What to produce:
Every line below should be copied exactly; drop the pictures.

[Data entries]
--- BEGIN ---
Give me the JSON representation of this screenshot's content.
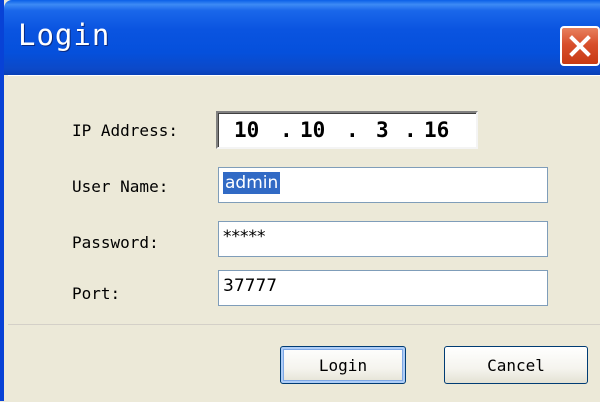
{
  "window": {
    "title": "Login",
    "colors": {
      "titlebar": "#0550dc",
      "close_button": "#d8502c",
      "client_bg": "#ece9d8",
      "selection": "#316ac5"
    }
  },
  "icons": {
    "close": "close-icon"
  },
  "form": {
    "ip_address": {
      "label": "IP Address:",
      "segments": [
        "10",
        "10",
        "3",
        "16"
      ],
      "separator": "."
    },
    "user_name": {
      "label": "User Name:",
      "value": "admin",
      "selected": true
    },
    "password": {
      "label": "Password:",
      "value": "*****"
    },
    "port": {
      "label": "Port:",
      "value": "37777"
    }
  },
  "buttons": {
    "login_label": "Login",
    "cancel_label": "Cancel"
  }
}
--- END ---
The output:
Give me the JSON representation of this screenshot's content.
{
  "window": {
    "title": "Login",
    "colors": {
      "titlebar": "#0550dc",
      "close_button": "#d8502c",
      "client_bg": "#ece9d8",
      "selection": "#316ac5"
    }
  },
  "icons": {
    "close": "close-icon"
  },
  "form": {
    "ip_address": {
      "label": "IP Address:",
      "segments": [
        "10",
        "10",
        "3",
        "16"
      ],
      "separator": "."
    },
    "user_name": {
      "label": "User Name:",
      "value": "admin",
      "selected": true
    },
    "password": {
      "label": "Password:",
      "value": "*****"
    },
    "port": {
      "label": "Port:",
      "value": "37777"
    }
  },
  "buttons": {
    "login_label": "Login",
    "cancel_label": "Cancel"
  }
}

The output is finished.